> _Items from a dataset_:

______

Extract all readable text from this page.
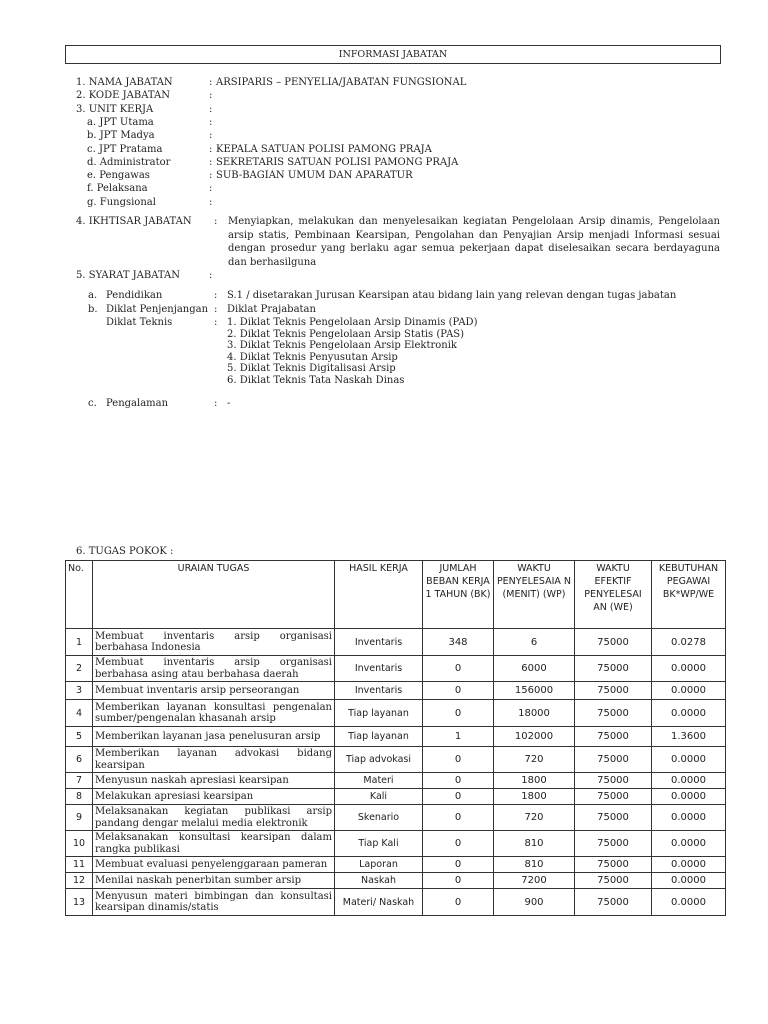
INFORMASI JABATAN
1. NAMA JABATAN	: ARSIPARIS – PENYELIA/JABATAN FUNGSIONAL
2. KODE JABATAN	:
3. UNIT KERJA	:
a. JPT Utama	:
b. JPT Madya	:
c. JPT Pratama	: KEPALA SATUAN POLISI PAMONG PRAJA
d. Administrator	: SEKRETARIS SATUAN POLISI PAMONG PRAJA
e. Pengawas	: SUB-BAGIAN UMUM DAN APARATUR
f. Pelaksana	:
g. Fungsional	:
4. IKHTISAR JABATAN : Menyiapkan, melakukan dan menyelesaikan kegiatan Pengelolaan Arsip dinamis, Pengelolaan arsip statis, Pembinaan Kearsipan, Pengolahan dan Penyajian Arsip menjadi Informasi sesuai dengan prosedur yang berlaku agar semua pekerjaan dapat diselesaikan secara berdayaguna dan berhasilguna
5. SYARAT JABATAN	:
a. Pendidikan	: S.1 / disetarakan Jurusan Kearsipan atau bidang lain yang relevan dengan tugas jabatan
b. Diklat Penjenjangan : Diklat Prajabatan
Diklat Teknis	: 1. Diklat Teknis Pengelolaan Arsip Dinamis (PAD)
2. Diklat Teknis Pengelolaan Arsip Statis (PAS)
3. Diklat Teknis Pengelolaan Arsip Elektronik
4. Diklat Teknis Penyusutan Arsip
5. Diklat Teknis Digitalisasi Arsip
6. Diklat Teknis Tata Naskah Dinas
c. Pengalaman	: -
6. TUGAS POKOK :
No.	URAIAN TUGAS	HASIL KERJA	JUMLAH BEBAN KERJA 1 TAHUN (BK)	WAKTU PENYELESAIA N (MENIT) (WP)	WAKTU EFEKTIF PENYELESAI AN (WE)	KEBUTUHAN PEGAWAI BK*WP/WE
1	Membuat inventaris arsip organisasi berbahasa Indonesia	Inventaris	348	6	75000	0.0278
2	Membuat inventaris arsip organisasi berbahasa asing atau berbahasa daerah	Inventaris	0	6000	75000	0.0000
3	Membuat inventaris arsip perseorangan	Inventaris	0	156000	75000	0.0000
4	Memberikan layanan konsultasi pengenalan sumber/pengenalan khasanah arsip	Tiap layanan	0	18000	75000	0.0000
5	Memberikan layanan jasa penelusuran arsip	Tiap layanan	1	102000	75000	1.3600
6	Memberikan layanan advokasi bidang kearsipan	Tiap advokasi	0	720	75000	0.0000
7	Menyusun naskah apresiasi kearsipan	Materi	0	1800	75000	0.0000
8	Melakukan apresiasi kearsipan	Kali	0	1800	75000	0.0000
9	Melaksanakan kegiatan publikasi arsip pandang dengar melalui media elektronik	Skenario	0	720	75000	0.0000
10	Melaksanakan konsultasi kearsipan dalam rangka publikasi	Tiap Kali	0	810	75000	0.0000
11	Membuat evaluasi penyelenggaraan pameran	Laporan	0	810	75000	0.0000
12	Menilai naskah penerbitan sumber arsip	Naskah	0	7200	75000	0.0000
13	Menyusun materi bimbingan dan konsultasi kearsipan dinamis/statis	Materi/ Naskah	0	900	75000	0.0000
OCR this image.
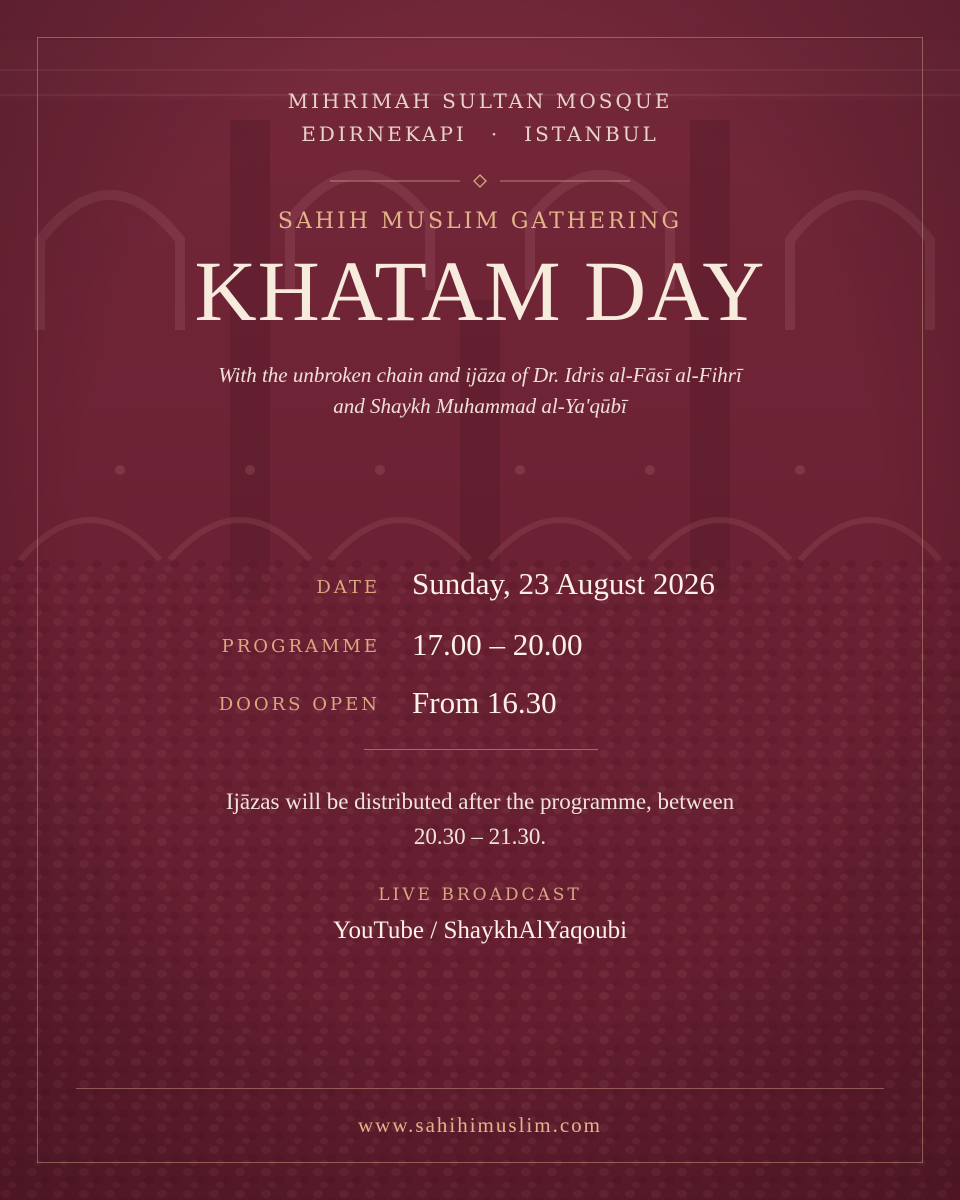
MIHRIMAH SULTAN MOSQUE
EDIRNEKAPI · ISTANBUL
SAHIH MUSLIM GATHERING
KHATAM DAY
With the unbroken chain and ijāza of Dr. Idris al-Fāsī al-Fihrī
and Shaykh Muhammad al-Ya'qūbī
DATE Sunday, 23 August 2026
PROGRAMME 17.00 – 20.00
DOORS OPEN From 16.30
Ijāzas will be distributed after the programme, between
20.30 – 21.30.
LIVE BROADCAST
YouTube / ShaykhAlYaqoubi
www.sahihimuslim.com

______

Without the pictures, print the whole listing exactly as given.

> _TASK SOLUTION_:
Extract all readable text from this page.
INFORMASI JABATAN
1. NAMA JABATAN	: ARSIPARIS – PENYELIA/JABATAN FUNGSIONAL
2. KODE JABATAN	:
3. UNIT KERJA	:
a. JPT Utama	:
b. JPT Madya	:
c. JPT Pratama	: KEPALA SATUAN POLISI PAMONG PRAJA
d. Administrator	: SEKRETARIS SATUAN POLISI PAMONG PRAJA
e. Pengawas	: SUB-BAGIAN UMUM DAN APARATUR
f. Pelaksana	:
g. Fungsional	:
4. IKHTISAR JABATAN : Menyiapkan, melakukan dan menyelesaikan kegiatan Pengelolaan Arsip dinamis, Pengelolaan arsip statis, Pembinaan Kearsipan, Pengolahan dan Penyajian Arsip menjadi Informasi sesuai dengan prosedur yang berlaku agar semua pekerjaan dapat diselesaikan secara berdayaguna dan berhasilguna
5. SYARAT JABATAN	:
a. Pendidikan	: S.1 / disetarakan Jurusan Kearsipan atau bidang lain yang relevan dengan tugas jabatan
b. Diklat Penjenjangan : Diklat Prajabatan
Diklat Teknis	: 1. Diklat Teknis Pengelolaan Arsip Dinamis (PAD)
2. Diklat Teknis Pengelolaan Arsip Statis (PAS)
3. Diklat Teknis Pengelolaan Arsip Elektronik
4. Diklat Teknis Penyusutan Arsip
5. Diklat Teknis Digitalisasi Arsip
6. Diklat Teknis Tata Naskah Dinas
c. Pengalaman	: -
6. TUGAS POKOK :
No.	URAIAN TUGAS	HASIL KERJA	JUMLAH BEBAN KERJA 1 TAHUN (BK)	WAKTU PENYELESAIA N (MENIT) (WP)	WAKTU EFEKTIF PENYELESAI AN (WE)	KEBUTUHAN PEGAWAI BK*WP/WE
1	Membuat inventaris arsip organisasi berbahasa Indonesia	Inventaris	348	6	75000	0.0278
2	Membuat inventaris arsip organisasi berbahasa asing atau berbahasa daerah	Inventaris	0	6000	75000	0.0000
3	Membuat inventaris arsip perseorangan	Inventaris	0	156000	75000	0.0000
4	Memberikan layanan konsultasi pengenalan sumber/pengenalan khasanah arsip	Tiap layanan	0	18000	75000	0.0000
5	Memberikan layanan jasa penelusuran arsip	Tiap layanan	1	102000	75000	1.3600
6	Memberikan layanan advokasi bidang kearsipan	Tiap advokasi	0	720	75000	0.0000
7	Menyusun naskah apresiasi kearsipan	Materi	0	1800	75000	0.0000
8	Melakukan apresiasi kearsipan	Kali	0	1800	75000	0.0000
9	Melaksanakan kegiatan publikasi arsip pandang dengar melalui media elektronik	Skenario	0	720	75000	0.0000
10	Melaksanakan konsultasi kearsipan dalam rangka publikasi	Tiap Kali	0	810	75000	0.0000
11	Membuat evaluasi penyelenggaraan pameran	Laporan	0	810	75000	0.0000
12	Menilai naskah penerbitan sumber arsip	Naskah	0	7200	75000	0.0000
13	Menyusun materi bimbingan dan konsultasi kearsipan dinamis/statis	Materi/ Naskah	0	900	75000	0.0000
OCR this image.
MIHRIMAH SULTAN MOSQUE
EDIRNEKAPI · ISTANBUL
SAHIH MUSLIM GATHERING
KHATAM DAY
With the unbroken chain and ijāza of Dr. Idris al-Fāsī al-Fihrī
and Shaykh Muhammad al-Ya'qūbī
DATE Sunday, 23 August 2026
PROGRAMME 17.00 – 20.00
DOORS OPEN From 16.30
Ijāzas will be distributed after the programme, between
20.30 – 21.30.
LIVE BROADCAST
YouTube / ShaykhAlYaqoubi
www.sahihimuslim.com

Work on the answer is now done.